▶ PAGE EXCERPT:
============
Imagine, now, the endless wire to be a ring which will move freely on either branch of the magnet, and its motions similar to those before described. Then, although the directions of the currents and motions of the ring will still observe the same relation to each other as before; each current, excepting in that part of the ring immediately between the branches of the magnet, will appear to change its direction, by the motions being made on this or that particular branch; as may be understood by looking at fig. 69, where the arrows indicate the directions of one and the same current in the ring when placed on different branches of the magnet. The imagination may possibly be assisted by considering the original ring to be split, or composed of two flat rims laid side by side, and susceptible of separation, excepting on one side, where they would still be held together. These two portions of the original ring being now placed on the poles of the magnet, one on each as in fig. 69, and moved from the poles towards the bend, would each carry a branch current from that excited in the whole part of the original ring situated more immediately between the magnetic poles. Behind the magnet, one of these branch currents would flow towards the spectator's right, and the other towards his left: whilst the main current between the branches of the magnet would flow directly from him. Reversing the motion of the wire would be attended with the usual vicissitudes in the direction of the current.

The apparent anomaly exhibited by these phenomena, which is a mere deception arising from the figure of the magnet requiring those parts of the ring not immediately between its branches to be placed towards the right of the spectator in one case, and towards his left in the other, has been productive of much mystery, wherever a perfect knowledge of the fundamental laws has been wanting. The same illusion is effected by operating with the poles of a bar magnet, provided they be placed in one and the same direction (say upwards) during the time they are employed.

All that has been said about rings apply to helices of every description.

By discovering a similar illusion in M. Ampère's beautiful experiment in which a magnet rotates on its axis, I was enabled to rotate a large magnetic bar, by causing two electric currents to traverse, each half its length, from its poles to its centre, or conversely; which currents, according to the views

previously taken of the nature of the action, ought to have counteracted each other's effect.

4th. Let the bar N, S, fig. 68, be a cylinder of soft iron, and O the section of a wire placed at right angles to it. If, now, the iron bar be converted into a magnet, similar to that represented by the figure, by the application of the poles of permanent magnets at its extremities, polar magnetic lines will start from its surface on every side; and those on the right side will advance upon the wire O, and thus give the exciting impressions, and cause an electric current in the wire, whose direction will be from the spectator (See positions 6 and 7.). But when the permanent magnetic poles are withdrawn from the iron cylinder N, S, the electric current in the section O will be reversed; being then caused by those magnetic lines exterior to the wire, which, by rushing towards their native bar, give the exciting impressions.
============
▶ GIVEN INFORMATION:
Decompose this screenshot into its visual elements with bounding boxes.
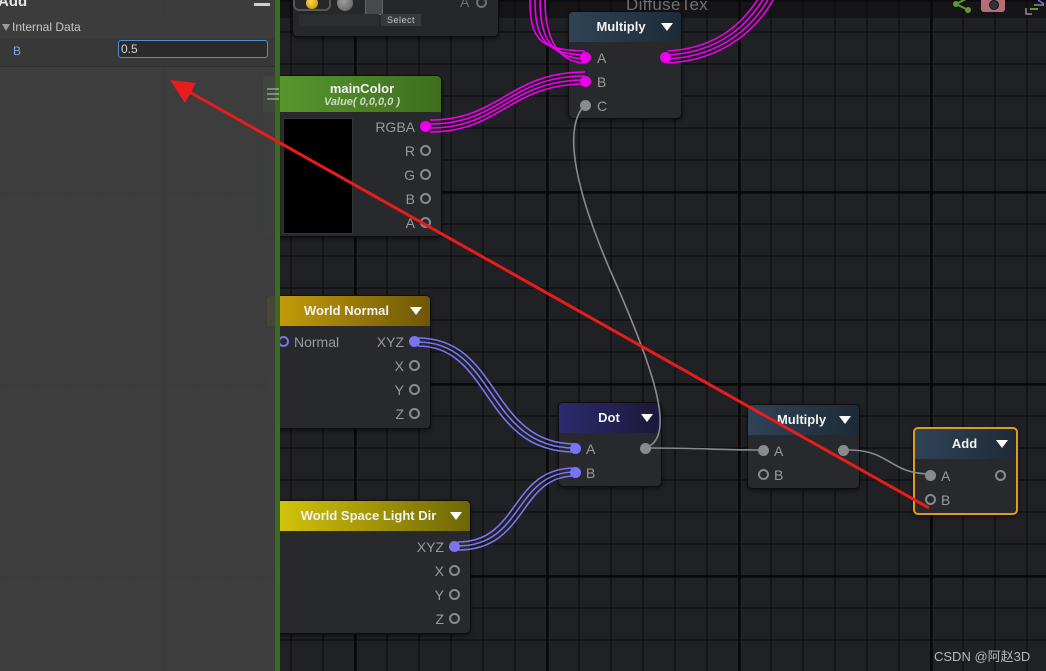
============
Resume the passage on currents induced in wires and rings by magnets, beginning directly after its final sentence.

To prevent circumlocution, it may be convenient to call the first-mentioned motion of the magnetic lines, the magnetic distention, and the latter motion of those lines, the magnetic collapsion. The electric currents excited by either the expansion or collapsion will continue to flow during the whole time the magnetic lines are in motion; but will cease to exist when those lines have become stationary.

By considering O the section of one side of a ring, or of one convolution of an endless helical wire, placed on the iron bar; it will be easily understood that by the magnetic distention the exciting magnetic lines will advance upon the inner surfaces of those conductors, and give impressions on every side alike: and by the collapsion those lines will advance upon their outer surfaces; again giving the exciting impressions on every side. Hence, during either a distention or a collapsion, a ring receives more exciting impressions than a straight wire, and a helix more than a ring: whilst the same law holds good in every case.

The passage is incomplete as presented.